Solved: SAN Client: ARCHIVE Python device disappears

rizwan84tx · ‎03-01-2012

Hi All,

Recently; i've been experiancing issues in a SAN client. Let me explain how its all setup,

San Client: Windows 2008 R2 EE, on QLE2462.

FT Media Server: RHEL 5.5 x64, targer HBA on QLE2462

Zoning: WWPN of one port in SAN Client is zoned to both target HBA port's WWPN.

Master Server: Windows 2008 R2 EE

Initially 4 ARCHIVE Python device were showing up in the client device manager and backups were running fine. Now, i see the ARCHIVE Python devices disappering most of the time. Its unusual, that sometimes i see 4 ARCHIVE Python devices and then they decrease to 3 or 2 and so on; also i do see SCSI devices (attached the screen shot). I can feel that you may question on Zoning, i did get same thought and checked there were no changes in zoning.

I checked the FT target device state, they are active and FT service are running.

# [Source data]
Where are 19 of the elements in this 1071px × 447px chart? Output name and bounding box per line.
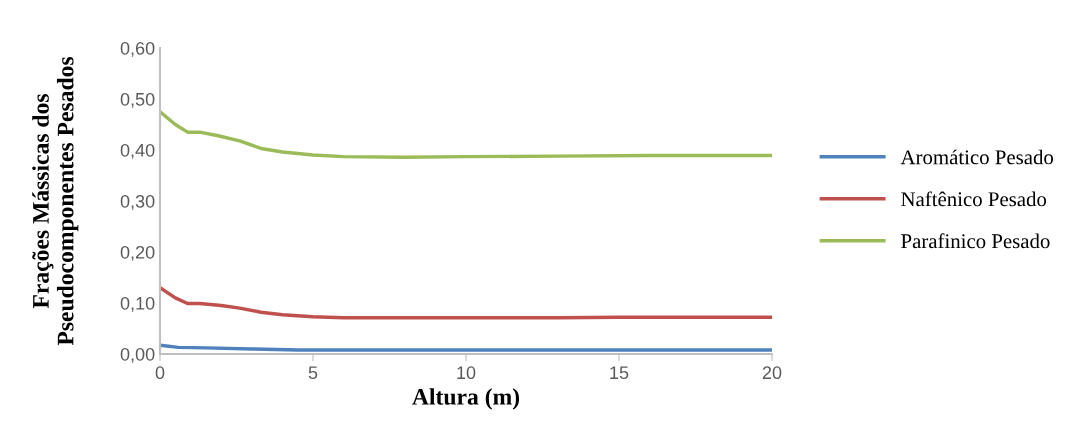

# [Actions to take]
1. In the forum post about the disappearing ARCHIVE Python devices, copy everything from "rizwan84tx · ‎03-01-2012" down to "HBA port's WWPN." word for word.
2. Write the next part of the forum post about the SAN client's disappearing ARCHIVE Python devices, picking up after its final sentence.

# [Answers]
1.
rizwan84tx · ‎03-01-2012

Hi All,

Recently; i've been experiancing issues in a SAN client. Let me explain how its all setup,

San Client: Windows 2008 R2 EE, on QLE2462.

FT Media Server: RHEL 5.5 x64, targer HBA on QLE2462

Zoning: WWPN of one port in SAN Client is zoned to both target HBA port's WWPN.

2.
[root@FTSERVER admincmd]# ./nbftconfig -listtargets

m FTSERVER

d 0 0 w # active FABRIC QLE246x Series FC Hba Qlogic

d 0 1 w # active FABRIC QLE246x Series FC Hba Qlogic

d 1 0 w # active FABRIC QLE246x Series FC Hba Qlogic

d 1 1 w # active FABRIC QLE246x Series FC Hba Qlogic

Tried re-installing the FT media server too, but nothing changed. The SAN Client's HBA drivers are latest. I Suspect something has gone wrong in the Clients Operating system and would want to find what went wrong.

Any inputs by you experts is highly appreciated.

-Rizwan

Mark_Solutions · ‎03-02-2012

You have either a faulty HBA, faulty cables, a bad switch or a bad library - but somethiung is sending resets to the device and then it shows as being in use

You need to see if you can get logs from everything to see if you can pin it down.

There are setting on some switches that can cause a reset as well as on the HBA itself.

Also worth checking your media servers for ophaned bptm processes that can be causing issues in view of the "resource is in use comment" - this is what you get when Removable Storage Service or TUR has not been dealt with but also when bptm / bpbrm processes have been orphaned.

Are you sure nothing else is zoned to it that shouldn't be?.

View solution in original post

Mark_Solutions · ‎03-01-2012

Windows 2008 doesn't have the Removable Storage Service installed by default but check that it does not have it and if it does stop and disable it as this will take the drives away from NetBackup.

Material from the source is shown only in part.